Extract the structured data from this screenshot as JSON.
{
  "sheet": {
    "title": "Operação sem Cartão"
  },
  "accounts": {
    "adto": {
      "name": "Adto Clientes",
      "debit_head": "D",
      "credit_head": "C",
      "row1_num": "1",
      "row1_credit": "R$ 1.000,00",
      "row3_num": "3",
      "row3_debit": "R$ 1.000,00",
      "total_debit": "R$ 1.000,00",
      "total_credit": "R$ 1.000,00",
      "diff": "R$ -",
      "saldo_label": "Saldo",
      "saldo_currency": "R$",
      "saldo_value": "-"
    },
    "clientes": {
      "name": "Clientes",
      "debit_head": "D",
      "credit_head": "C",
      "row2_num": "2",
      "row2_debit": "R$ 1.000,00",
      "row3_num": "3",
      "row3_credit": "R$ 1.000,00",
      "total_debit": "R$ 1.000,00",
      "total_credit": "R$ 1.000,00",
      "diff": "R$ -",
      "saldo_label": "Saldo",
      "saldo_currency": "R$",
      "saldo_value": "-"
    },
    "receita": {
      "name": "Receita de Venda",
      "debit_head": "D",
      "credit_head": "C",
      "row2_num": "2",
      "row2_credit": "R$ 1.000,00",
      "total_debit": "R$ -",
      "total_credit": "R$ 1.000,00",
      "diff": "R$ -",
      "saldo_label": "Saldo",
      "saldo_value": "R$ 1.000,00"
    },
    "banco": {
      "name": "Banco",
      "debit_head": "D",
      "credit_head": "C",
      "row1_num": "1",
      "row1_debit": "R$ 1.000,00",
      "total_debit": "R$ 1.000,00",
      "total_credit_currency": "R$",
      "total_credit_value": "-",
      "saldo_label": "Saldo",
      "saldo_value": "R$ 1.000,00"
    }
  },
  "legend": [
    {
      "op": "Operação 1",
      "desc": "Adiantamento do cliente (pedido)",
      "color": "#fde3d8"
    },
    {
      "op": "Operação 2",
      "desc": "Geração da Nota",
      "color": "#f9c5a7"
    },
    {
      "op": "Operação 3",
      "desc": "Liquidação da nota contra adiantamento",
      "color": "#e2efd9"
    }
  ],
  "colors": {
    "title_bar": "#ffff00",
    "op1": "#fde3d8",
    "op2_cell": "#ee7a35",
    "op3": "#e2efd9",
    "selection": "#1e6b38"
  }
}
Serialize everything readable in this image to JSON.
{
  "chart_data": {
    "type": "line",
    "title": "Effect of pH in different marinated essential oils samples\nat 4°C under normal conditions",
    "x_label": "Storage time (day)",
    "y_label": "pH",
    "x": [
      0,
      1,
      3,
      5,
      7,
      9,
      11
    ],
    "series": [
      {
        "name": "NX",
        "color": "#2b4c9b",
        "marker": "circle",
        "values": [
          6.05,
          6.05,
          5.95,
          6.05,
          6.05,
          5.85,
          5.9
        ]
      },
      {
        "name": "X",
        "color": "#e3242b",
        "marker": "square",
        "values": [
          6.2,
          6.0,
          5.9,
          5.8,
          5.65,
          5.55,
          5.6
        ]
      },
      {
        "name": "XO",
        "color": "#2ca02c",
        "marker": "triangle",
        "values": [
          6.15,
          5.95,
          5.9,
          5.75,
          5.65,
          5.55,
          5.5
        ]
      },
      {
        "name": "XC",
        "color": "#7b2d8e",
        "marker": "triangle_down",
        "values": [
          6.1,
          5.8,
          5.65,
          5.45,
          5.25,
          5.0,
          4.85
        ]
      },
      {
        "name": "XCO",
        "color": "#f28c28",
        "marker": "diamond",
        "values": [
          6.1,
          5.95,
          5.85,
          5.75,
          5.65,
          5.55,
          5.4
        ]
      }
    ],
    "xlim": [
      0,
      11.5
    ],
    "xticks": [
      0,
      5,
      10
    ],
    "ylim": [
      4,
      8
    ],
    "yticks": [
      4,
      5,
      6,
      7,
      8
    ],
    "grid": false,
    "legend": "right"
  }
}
◇ ◇ ◇ ◇
◆ WHAT IS REQUIRED ◆
Find each line in the records holding the string "marker" and show it.

◆ SOLUTION ◆
        "marker": "circle",
        "marker": "square",
        "marker": "triangle",
        "marker": "triangle_down",
        "marker": "diamond",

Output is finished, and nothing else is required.